» **PROBLEM TO WORK ON**: Single out the lines that include the word "content". Copy them.

Records that describe figures:
####

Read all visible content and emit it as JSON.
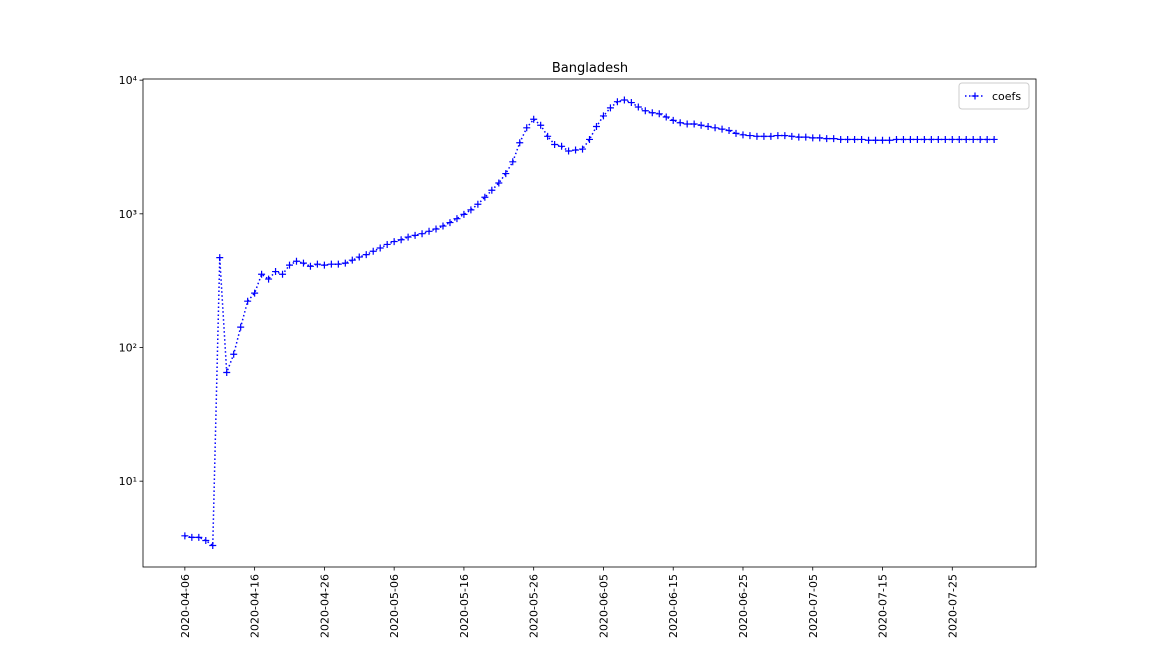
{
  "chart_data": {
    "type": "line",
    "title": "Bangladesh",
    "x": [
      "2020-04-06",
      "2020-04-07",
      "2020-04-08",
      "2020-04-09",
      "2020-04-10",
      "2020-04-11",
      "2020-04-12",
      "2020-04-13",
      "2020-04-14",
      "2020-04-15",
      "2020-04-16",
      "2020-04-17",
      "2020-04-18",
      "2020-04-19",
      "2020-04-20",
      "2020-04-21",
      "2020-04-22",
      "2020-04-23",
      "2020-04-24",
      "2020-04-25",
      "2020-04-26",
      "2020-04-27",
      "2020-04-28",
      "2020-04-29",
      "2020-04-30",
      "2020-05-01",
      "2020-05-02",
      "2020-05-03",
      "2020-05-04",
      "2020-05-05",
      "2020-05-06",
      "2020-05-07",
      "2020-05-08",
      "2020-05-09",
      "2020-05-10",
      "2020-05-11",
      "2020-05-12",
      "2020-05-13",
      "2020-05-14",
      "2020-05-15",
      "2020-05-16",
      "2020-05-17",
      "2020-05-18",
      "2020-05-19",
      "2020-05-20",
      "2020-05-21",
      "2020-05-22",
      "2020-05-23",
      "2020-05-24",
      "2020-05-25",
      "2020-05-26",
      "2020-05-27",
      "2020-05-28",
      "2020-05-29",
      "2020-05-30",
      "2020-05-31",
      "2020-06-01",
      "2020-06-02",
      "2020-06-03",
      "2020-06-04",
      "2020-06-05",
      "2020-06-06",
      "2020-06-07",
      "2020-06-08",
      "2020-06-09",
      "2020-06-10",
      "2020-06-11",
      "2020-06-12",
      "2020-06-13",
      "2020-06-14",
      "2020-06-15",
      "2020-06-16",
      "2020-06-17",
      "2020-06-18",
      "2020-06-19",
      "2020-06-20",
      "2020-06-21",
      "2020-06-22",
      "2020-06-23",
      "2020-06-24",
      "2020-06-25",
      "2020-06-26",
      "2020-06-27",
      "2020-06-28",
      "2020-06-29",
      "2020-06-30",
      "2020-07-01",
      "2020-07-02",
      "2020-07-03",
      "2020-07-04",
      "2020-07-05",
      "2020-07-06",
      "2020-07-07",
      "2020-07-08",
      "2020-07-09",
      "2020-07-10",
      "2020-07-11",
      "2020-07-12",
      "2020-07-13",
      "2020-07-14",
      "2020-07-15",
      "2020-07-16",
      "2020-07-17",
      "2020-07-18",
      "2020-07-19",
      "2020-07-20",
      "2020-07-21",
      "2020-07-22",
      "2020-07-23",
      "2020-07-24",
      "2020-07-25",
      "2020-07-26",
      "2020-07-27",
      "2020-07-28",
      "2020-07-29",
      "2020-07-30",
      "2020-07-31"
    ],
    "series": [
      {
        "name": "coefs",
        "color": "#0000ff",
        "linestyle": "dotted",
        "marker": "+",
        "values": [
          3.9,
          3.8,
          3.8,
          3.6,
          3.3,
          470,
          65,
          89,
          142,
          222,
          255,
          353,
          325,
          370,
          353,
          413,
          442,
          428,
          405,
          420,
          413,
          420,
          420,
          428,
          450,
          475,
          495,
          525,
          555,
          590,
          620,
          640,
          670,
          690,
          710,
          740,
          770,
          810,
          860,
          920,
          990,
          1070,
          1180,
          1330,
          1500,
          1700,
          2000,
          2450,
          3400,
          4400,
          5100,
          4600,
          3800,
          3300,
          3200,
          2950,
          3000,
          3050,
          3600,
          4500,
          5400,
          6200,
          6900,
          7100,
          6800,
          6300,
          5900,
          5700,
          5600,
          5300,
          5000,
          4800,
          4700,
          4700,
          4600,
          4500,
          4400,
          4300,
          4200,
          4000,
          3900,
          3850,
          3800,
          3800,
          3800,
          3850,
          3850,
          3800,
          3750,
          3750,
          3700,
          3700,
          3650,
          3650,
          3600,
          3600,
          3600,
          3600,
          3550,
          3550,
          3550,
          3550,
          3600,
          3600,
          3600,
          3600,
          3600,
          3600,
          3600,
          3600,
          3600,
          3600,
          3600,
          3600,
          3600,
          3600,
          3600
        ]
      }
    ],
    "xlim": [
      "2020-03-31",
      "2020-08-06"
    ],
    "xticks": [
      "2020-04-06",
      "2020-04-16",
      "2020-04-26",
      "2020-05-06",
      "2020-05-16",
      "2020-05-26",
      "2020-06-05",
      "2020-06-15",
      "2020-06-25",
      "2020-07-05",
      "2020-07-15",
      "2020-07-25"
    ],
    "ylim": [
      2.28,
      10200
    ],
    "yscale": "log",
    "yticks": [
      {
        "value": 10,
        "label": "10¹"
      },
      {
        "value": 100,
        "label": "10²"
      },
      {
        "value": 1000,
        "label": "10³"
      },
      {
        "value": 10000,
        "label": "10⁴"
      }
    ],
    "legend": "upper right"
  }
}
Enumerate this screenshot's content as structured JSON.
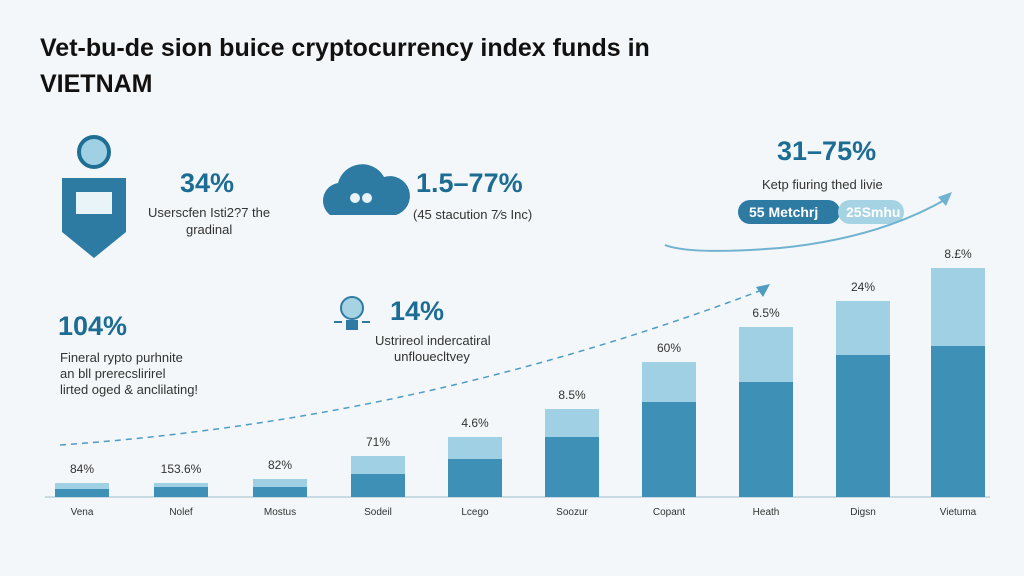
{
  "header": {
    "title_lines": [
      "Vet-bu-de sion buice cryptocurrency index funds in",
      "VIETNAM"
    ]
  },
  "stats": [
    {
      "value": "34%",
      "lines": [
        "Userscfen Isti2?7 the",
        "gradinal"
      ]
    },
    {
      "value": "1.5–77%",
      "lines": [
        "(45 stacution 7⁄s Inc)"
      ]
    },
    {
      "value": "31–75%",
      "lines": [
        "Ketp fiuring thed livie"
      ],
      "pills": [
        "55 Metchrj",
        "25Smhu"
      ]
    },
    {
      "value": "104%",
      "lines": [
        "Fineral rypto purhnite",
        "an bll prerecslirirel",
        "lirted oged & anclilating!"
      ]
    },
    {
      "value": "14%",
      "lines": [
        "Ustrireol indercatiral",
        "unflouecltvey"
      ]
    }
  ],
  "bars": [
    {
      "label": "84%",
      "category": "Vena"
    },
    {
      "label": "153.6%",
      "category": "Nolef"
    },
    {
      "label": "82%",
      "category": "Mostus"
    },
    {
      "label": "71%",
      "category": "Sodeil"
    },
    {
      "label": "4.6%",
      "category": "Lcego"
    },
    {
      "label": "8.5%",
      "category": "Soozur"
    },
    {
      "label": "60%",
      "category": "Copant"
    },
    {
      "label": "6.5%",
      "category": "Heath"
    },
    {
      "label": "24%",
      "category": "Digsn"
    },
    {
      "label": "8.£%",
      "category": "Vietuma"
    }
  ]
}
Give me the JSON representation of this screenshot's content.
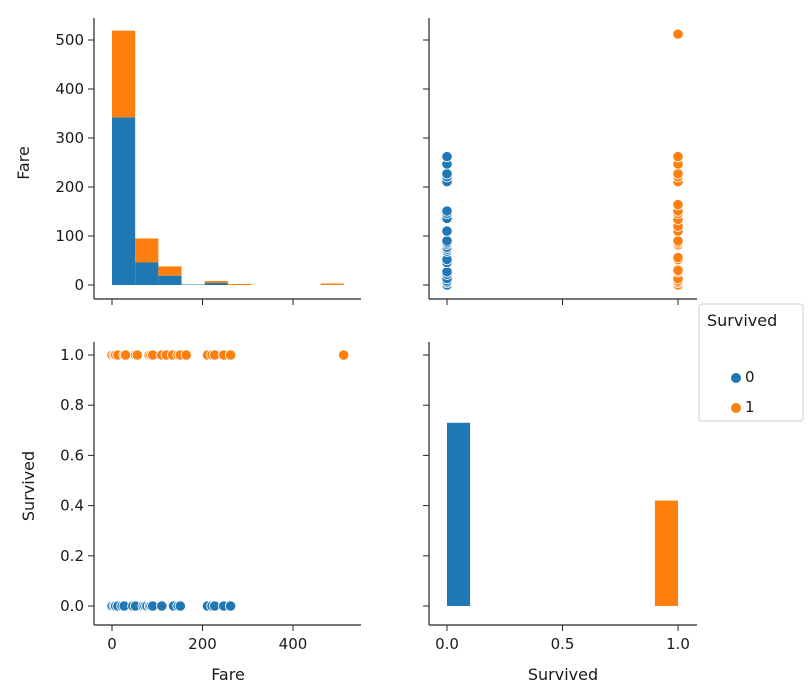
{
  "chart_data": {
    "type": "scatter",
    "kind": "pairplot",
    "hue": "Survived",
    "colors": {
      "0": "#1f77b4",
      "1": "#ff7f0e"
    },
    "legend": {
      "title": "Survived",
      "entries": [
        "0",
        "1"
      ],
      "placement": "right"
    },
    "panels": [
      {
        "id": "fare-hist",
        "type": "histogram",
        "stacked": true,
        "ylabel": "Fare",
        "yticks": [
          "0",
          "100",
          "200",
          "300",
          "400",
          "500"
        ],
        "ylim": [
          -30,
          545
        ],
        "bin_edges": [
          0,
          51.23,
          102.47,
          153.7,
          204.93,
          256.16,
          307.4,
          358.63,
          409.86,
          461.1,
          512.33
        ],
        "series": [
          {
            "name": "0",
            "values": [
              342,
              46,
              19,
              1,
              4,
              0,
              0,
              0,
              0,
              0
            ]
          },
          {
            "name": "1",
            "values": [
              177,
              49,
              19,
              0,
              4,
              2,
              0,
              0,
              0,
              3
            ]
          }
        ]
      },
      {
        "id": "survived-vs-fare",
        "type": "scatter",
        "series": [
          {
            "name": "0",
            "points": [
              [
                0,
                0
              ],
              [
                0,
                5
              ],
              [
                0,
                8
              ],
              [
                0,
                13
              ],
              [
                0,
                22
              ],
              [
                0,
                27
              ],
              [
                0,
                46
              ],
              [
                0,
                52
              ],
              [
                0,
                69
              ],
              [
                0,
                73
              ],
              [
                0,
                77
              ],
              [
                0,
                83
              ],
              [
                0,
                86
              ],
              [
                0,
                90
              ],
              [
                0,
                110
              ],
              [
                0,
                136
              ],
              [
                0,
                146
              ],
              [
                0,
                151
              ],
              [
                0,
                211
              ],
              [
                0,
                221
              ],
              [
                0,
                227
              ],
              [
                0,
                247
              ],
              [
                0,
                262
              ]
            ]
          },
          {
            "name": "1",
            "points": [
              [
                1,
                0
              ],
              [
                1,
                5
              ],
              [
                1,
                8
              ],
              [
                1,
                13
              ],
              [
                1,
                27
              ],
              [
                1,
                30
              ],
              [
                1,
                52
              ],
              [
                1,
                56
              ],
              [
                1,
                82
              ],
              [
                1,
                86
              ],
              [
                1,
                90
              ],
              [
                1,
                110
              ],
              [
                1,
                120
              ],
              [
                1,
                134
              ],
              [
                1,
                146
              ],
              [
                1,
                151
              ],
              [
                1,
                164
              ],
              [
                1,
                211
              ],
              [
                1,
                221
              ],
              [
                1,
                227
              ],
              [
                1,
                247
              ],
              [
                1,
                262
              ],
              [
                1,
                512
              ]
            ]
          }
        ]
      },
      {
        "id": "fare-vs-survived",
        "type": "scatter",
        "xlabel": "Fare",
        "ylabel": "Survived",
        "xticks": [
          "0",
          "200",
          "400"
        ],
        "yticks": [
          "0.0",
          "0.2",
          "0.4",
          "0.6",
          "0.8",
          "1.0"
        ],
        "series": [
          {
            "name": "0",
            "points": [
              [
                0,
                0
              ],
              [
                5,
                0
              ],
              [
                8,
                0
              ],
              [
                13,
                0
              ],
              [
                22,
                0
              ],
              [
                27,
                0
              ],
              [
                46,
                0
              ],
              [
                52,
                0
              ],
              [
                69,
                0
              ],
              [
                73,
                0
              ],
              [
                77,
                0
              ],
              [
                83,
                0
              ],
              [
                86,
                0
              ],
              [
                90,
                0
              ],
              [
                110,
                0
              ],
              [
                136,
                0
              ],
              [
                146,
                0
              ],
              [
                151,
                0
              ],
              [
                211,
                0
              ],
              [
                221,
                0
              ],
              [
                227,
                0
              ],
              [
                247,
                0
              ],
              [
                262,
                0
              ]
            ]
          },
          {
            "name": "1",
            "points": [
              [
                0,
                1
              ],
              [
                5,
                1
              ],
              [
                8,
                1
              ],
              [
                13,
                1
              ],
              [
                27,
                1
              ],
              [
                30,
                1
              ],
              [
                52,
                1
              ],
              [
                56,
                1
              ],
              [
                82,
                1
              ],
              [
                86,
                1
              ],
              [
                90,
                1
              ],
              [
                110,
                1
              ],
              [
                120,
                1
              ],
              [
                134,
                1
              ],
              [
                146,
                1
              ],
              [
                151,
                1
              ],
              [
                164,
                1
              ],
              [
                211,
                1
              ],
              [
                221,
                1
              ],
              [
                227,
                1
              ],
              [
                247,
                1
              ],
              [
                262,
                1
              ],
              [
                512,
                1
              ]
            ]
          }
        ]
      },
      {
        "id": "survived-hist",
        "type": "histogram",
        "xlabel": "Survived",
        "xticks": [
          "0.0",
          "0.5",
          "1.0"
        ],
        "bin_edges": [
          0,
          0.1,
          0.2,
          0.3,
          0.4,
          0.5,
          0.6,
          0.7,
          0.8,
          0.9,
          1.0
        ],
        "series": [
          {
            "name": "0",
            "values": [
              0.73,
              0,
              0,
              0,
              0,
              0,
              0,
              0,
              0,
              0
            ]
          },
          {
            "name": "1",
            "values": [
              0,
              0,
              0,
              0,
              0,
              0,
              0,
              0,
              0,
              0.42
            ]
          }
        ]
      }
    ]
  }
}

####

» **WRITTEN RESPONSE**:
Read all visible content and emit it as JSON.
Enumerate this screenshot's content as structured JSON.
Give me the JSON representation of this screenshot's content.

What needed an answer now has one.